EXERCISE REQUIREMENTS. Write out, precisely and in full, each line of the material.

— BEGIN EXERCISE DATA —

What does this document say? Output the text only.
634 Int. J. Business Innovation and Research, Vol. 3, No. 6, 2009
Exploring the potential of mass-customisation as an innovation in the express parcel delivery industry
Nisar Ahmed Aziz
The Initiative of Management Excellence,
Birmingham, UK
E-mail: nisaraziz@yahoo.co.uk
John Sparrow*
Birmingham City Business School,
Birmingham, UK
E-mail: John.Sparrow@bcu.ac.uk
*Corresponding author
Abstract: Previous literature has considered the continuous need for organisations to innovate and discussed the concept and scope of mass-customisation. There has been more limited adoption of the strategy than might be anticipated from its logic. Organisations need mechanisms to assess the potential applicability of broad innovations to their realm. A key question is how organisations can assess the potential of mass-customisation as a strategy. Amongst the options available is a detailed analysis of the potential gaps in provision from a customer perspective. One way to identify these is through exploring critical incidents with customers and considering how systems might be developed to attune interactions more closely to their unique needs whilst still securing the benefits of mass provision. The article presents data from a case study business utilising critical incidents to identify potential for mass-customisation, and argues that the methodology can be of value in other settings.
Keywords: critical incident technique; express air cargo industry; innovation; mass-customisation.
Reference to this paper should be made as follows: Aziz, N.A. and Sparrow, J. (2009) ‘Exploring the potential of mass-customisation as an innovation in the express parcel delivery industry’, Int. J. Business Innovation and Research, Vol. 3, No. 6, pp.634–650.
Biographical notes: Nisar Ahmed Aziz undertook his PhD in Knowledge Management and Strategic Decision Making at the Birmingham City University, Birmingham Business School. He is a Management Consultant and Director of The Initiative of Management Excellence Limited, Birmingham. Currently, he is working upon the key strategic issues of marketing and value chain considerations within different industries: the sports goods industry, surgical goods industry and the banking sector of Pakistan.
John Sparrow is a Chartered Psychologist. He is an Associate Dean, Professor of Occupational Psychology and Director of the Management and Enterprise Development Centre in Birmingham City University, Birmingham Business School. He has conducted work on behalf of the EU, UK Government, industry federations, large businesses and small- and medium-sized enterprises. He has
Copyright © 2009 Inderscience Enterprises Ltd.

— END EXERCISE DATA —

COMPLETED TASK.
What does this document say? Output the text only.
634 Int. J. Business Innovation and Research, Vol. 3, No. 6, 2009
Exploring the potential of mass-customisation as an innovation in the express parcel delivery industry
Nisar Ahmed Aziz
The Initiative of Management Excellence,
Birmingham, UK
E-mail: nisaraziz@yahoo.co.uk
John Sparrow*
Birmingham City Business School,
Birmingham, UK
E-mail: John.Sparrow@bcu.ac.uk
*Corresponding author
Abstract: Previous literature has considered the continuous need for organisations to innovate and discussed the concept and scope of mass-customisation. There has been more limited adoption of the strategy than might be anticipated from its logic. Organisations need mechanisms to assess the potential applicability of broad innovations to their realm. A key question is how organisations can assess the potential of mass-customisation as a strategy. Amongst the options available is a detailed analysis of the potential gaps in provision from a customer perspective. One way to identify these is through exploring critical incidents with customers and considering how systems might be developed to attune interactions more closely to their unique needs whilst still securing the benefits of mass provision. The article presents data from a case study business utilising critical incidents to identify potential for mass-customisation, and argues that the methodology can be of value in other settings.
Keywords: critical incident technique; express air cargo industry; innovation; mass-customisation.
Reference to this paper should be made as follows: Aziz, N.A. and Sparrow, J. (2009) ‘Exploring the potential of mass-customisation as an innovation in the express parcel delivery industry’, Int. J. Business Innovation and Research, Vol. 3, No. 6, pp.634–650.
Biographical notes: Nisar Ahmed Aziz undertook his PhD in Knowledge Management and Strategic Decision Making at the Birmingham City University, Birmingham Business School. He is a Management Consultant and Director of The Initiative of Management Excellence Limited, Birmingham. Currently, he is working upon the key strategic issues of marketing and value chain considerations within different industries: the sports goods industry, surgical goods industry and the banking sector of Pakistan.
John Sparrow is a Chartered Psychologist. He is an Associate Dean, Professor of Occupational Psychology and Director of the Management and Enterprise Development Centre in Birmingham City University, Birmingham Business School. He has conducted work on behalf of the EU, UK Government, industry federations, large businesses and small- and medium-sized enterprises. He has
Copyright © 2009 Inderscience Enterprises Ltd.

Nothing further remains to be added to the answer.